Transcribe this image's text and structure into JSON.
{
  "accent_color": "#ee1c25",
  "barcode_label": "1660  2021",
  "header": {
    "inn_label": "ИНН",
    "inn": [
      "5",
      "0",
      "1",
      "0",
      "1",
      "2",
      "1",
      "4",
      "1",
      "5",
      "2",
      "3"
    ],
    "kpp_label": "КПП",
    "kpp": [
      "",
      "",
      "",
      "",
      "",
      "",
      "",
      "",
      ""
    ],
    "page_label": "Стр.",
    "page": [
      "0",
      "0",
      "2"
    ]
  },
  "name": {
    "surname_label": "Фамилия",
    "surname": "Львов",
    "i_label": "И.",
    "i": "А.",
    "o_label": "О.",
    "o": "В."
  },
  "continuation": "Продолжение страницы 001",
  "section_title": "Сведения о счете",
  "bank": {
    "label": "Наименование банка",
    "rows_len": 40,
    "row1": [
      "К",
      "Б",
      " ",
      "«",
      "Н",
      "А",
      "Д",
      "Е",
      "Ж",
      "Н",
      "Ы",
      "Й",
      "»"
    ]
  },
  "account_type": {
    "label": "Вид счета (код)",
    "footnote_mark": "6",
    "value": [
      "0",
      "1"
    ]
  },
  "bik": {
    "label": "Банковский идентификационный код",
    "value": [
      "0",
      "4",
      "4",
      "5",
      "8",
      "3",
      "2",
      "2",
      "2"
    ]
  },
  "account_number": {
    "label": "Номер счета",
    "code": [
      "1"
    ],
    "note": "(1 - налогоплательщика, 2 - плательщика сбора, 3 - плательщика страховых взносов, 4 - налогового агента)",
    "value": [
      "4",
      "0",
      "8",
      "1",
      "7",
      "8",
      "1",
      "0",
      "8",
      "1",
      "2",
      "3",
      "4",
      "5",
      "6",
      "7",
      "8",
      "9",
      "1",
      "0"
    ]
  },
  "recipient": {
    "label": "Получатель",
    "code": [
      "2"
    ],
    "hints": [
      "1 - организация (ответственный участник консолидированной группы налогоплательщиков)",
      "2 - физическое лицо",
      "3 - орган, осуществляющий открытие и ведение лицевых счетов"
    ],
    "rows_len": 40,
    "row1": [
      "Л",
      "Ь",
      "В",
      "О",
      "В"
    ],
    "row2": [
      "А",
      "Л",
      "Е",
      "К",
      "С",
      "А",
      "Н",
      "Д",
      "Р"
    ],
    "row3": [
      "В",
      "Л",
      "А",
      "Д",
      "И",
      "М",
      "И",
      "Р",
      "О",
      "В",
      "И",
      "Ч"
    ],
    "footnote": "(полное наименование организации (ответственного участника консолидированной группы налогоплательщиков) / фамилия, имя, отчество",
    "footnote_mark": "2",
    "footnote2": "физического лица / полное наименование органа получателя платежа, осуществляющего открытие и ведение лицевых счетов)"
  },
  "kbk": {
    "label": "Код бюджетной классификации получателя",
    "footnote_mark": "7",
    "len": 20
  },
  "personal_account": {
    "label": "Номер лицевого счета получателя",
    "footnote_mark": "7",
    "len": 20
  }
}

• What the exercise asks:
Copy every line of the listing that contains the word "открытие".

• Written solution:
      "3 - орган, осуществляющий открытие и ведение лицевых счетов"
    "footnote2": "физического лица / полное наименование органа получателя платежа, осуществляющего открытие и ведение лицевых счетов)"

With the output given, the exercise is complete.